__QUOTED TEXT__.
Carry out dimension reduction¶

  • Use the top principal components that retain 95% of data
In [58]:
pca_95 = PCA(.95)
pca_95.fit(X_train)
X_pca = pca_95.transform(X_train)
n_pcs= pca_95.components_.shape[0]
most_important = [np.abs(pca_95.components_[i]).argmax() for i in range(n_pcs)]
initial_feature_names = list(X_train.columns)
most_important_names = [initial_feature_names[most_important[i]] for i in range(n_pcs)]
pca_analysis = pd.DataFrame(list(zip(most_important_names, pca.explained_variance_ratio_)))
pca_analysis
Out[58]:
0 1
0 review_scores_rating 0.718264
1 amenities_count 0.193039
2 accommodates 0.032314
3 review_scores_location 0.007323
In [59]:
X_train_reduced = pca_95.transform(X_train)
X_test_reduced = pca_95.transform(X_test)

Linear regression with reduced data¶

In [60]:
start = time()
linear_reg = LinearRegression()
linear_reg.fit(X_train_reduced, y_train)
r2train, r2test, rmse_train, rmse_test, y_pred = scores(linear_reg, X_train_reduced, y_train, X_test_reduced, y_test)
end = time()
print("Time used = ", end - start)

fig = plt.figure(figsize=(24, 8))
ax1 = sns.kdeplot(data=y_test, color="r", label="Actual Price")
ax2 = sns.kdeplot(data=y_pred, color="b", label="Predicted Price")
ax1.set_title("Predicted price VS Actual price")
plt.legend()

plt.show()

fig = plt.figure(figsize=(40, 25))
ax3 = sns.regplot(x=y_test, y=y_pred)
plt.title("Best Fit Line")
ax3.set_xlabel("Actual Price")
ax3.set_ylabel("Predicted Price")
plt.show()

model_scores["pca_linear_reg"]=[r2train, r2test, rmse_train, rmse_test]
time_used.append(end-start)
Train R-squared: 0.50969	Train RMSE: $69.54165        
Test R-squared: 0.51000	Test RMSE: $69.71793
Time used =  0.03408622741699219

Lasso regression with reduced data¶

In [61]:
start = time()
lasso_params = {
    "alpha":truncnorm(a=0, b=1000, loc=0.25, scale=0.1),
}
lasso = Lasso()

__TASKS TO CARRY OUT__.
• 1. Reproduce the part of the notebook excerpt starting with "X_test_reduced = pca_95.transform(X_test)" and going on through "fig = plt.figure(figsize=(24, 8))".
• 2. Answer these questions from the notebook excerpt:
(a) What share of the data do the kept principal components retain?
(b) What test RMSE does the linear regression with reduced data report?
(c) What color is set for the "Predicted Price" density plot?
The data that come next are separate from the notebook excerpt.

Stored dataset items
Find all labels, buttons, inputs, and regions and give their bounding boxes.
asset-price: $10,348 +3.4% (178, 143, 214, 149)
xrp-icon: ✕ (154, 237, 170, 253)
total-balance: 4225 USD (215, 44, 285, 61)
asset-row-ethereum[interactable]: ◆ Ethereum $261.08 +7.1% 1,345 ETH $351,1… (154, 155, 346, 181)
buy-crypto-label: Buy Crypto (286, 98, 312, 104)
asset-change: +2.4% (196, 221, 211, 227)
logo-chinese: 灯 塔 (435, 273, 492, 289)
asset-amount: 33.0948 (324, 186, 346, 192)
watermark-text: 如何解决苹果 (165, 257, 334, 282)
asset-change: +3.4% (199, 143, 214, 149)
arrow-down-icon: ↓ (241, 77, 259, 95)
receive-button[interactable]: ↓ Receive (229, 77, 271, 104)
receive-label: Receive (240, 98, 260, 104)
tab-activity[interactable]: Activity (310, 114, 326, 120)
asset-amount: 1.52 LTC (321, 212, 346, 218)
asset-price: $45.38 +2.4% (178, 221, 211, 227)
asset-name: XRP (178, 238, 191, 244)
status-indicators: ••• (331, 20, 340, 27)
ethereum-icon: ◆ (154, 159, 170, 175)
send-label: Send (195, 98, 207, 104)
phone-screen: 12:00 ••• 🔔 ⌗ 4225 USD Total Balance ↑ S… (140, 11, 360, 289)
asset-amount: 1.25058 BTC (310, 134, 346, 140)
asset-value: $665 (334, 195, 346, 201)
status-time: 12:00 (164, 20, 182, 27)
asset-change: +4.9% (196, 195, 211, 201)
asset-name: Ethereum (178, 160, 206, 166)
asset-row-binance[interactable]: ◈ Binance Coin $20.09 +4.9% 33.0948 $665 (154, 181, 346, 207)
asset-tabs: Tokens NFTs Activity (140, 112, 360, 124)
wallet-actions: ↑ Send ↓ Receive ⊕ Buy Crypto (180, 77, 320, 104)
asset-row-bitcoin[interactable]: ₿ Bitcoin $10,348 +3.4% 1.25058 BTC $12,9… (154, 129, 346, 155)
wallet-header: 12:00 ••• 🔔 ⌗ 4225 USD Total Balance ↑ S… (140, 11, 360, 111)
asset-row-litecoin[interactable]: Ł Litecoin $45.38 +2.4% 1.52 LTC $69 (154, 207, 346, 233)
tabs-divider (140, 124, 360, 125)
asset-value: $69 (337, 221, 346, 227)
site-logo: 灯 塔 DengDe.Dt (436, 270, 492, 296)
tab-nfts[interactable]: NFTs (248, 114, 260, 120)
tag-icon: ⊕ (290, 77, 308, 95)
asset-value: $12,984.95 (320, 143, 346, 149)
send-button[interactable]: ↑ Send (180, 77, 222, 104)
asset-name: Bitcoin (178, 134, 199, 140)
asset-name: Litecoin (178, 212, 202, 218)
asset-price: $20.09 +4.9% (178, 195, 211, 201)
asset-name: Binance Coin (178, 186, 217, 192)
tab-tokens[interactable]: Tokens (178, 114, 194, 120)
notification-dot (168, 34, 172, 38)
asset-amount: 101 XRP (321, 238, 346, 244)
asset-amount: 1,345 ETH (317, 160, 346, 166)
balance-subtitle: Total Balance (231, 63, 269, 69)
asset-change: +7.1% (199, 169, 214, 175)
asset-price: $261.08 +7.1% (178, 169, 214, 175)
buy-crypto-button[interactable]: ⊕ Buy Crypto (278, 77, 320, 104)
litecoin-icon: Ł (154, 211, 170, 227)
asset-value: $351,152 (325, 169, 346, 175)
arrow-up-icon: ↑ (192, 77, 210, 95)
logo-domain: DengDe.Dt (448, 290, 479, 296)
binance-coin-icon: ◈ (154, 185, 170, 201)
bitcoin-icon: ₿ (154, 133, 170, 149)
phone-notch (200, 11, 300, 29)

__WRITTEN RESPONSES__.
• 1.
X_test_reduced = pca_95.transform(X_test)

Linear regression with reduced data¶

In [60]:
start = time()
linear_reg = LinearRegression()
linear_reg.fit(X_train_reduced, y_train)
r2train, r2test, rmse_train, rmse_test, y_pred = scores(linear_reg, X_train_reduced, y_train, X_test_reduced, y_test)
end = time()
print("Time used = ", end - start)

fig = plt.figure(figsize=(24, 8))

• 2.
(a) 95%
(b) $69.71793
(c) "b" (blue)